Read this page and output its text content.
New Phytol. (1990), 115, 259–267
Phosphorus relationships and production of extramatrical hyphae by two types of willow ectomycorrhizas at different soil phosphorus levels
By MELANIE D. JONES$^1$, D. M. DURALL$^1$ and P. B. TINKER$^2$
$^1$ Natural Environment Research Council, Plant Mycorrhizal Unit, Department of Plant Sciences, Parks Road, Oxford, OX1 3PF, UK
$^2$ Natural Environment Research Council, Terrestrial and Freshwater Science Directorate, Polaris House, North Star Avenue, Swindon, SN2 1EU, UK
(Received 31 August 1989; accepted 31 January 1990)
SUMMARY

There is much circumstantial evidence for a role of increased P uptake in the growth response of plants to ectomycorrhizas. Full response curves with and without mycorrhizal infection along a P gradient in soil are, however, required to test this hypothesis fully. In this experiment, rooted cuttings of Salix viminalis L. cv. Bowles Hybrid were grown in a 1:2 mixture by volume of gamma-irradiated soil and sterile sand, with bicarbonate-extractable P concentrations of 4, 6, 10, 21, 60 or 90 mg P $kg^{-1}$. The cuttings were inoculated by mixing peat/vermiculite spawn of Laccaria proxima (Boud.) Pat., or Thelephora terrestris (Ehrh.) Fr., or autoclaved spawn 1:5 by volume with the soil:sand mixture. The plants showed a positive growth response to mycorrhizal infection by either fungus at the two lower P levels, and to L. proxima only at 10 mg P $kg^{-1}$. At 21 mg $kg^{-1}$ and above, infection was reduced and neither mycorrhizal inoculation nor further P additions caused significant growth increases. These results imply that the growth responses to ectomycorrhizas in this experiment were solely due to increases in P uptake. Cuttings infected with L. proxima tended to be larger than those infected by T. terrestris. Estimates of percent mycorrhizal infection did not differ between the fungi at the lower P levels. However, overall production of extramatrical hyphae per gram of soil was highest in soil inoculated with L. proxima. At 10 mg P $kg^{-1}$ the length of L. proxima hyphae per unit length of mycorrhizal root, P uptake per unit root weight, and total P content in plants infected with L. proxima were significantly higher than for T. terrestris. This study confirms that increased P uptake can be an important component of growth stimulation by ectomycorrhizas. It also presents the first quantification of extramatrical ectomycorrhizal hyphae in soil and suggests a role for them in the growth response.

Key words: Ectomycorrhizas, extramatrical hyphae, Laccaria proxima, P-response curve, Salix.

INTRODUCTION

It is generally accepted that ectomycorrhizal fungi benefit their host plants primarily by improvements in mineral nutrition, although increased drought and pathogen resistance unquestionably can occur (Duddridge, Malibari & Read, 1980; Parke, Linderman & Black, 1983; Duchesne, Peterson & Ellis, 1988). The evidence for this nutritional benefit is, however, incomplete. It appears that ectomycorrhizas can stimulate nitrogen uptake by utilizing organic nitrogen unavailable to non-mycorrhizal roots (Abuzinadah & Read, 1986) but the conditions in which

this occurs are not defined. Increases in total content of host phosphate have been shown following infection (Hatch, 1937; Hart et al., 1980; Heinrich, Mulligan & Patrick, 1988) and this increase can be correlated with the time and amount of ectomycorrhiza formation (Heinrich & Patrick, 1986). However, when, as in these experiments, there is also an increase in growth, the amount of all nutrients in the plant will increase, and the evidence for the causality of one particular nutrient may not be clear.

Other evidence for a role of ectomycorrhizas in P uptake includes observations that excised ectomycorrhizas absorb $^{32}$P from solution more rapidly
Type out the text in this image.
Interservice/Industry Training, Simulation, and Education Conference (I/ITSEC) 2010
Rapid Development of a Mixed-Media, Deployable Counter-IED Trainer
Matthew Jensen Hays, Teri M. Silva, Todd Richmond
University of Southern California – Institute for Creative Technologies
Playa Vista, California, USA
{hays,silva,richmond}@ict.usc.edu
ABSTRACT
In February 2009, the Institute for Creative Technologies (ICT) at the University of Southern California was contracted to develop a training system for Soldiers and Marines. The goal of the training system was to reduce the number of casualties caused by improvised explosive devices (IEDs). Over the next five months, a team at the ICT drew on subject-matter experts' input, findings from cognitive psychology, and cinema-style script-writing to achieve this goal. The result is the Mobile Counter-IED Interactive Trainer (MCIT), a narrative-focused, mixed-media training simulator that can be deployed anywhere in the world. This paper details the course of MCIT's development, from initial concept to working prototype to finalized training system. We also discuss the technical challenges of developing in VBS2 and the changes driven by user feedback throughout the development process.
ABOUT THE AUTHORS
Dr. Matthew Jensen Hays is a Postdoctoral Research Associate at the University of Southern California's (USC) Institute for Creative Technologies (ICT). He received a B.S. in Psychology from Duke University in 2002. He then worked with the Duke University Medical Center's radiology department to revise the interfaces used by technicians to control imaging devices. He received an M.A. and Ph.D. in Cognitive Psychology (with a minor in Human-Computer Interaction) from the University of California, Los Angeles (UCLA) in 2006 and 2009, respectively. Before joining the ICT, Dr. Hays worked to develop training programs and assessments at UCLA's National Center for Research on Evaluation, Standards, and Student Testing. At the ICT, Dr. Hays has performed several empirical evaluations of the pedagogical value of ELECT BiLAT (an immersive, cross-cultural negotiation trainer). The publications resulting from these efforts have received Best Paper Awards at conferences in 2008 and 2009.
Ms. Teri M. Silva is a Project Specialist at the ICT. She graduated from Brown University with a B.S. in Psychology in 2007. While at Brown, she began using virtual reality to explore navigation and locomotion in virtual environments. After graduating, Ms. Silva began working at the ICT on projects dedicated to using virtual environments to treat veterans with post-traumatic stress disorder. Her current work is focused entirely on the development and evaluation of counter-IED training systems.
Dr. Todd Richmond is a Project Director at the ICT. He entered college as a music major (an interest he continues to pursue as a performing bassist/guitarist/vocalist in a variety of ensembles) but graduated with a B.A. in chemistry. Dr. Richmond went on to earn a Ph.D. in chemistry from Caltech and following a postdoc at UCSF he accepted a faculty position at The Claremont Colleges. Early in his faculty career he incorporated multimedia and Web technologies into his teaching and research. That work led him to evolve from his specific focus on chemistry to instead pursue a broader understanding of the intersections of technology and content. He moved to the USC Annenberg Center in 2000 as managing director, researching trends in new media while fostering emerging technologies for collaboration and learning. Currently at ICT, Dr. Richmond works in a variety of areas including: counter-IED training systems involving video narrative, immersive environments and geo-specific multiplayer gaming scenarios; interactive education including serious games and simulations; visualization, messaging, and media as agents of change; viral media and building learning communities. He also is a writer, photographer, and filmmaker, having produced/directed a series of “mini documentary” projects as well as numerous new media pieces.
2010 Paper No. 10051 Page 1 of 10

__BRIEF__
Search the listing above for "text" and copy every line that has it.

__ANSWER SPACE__
Read this page and output its text content.
Type out the text in this image.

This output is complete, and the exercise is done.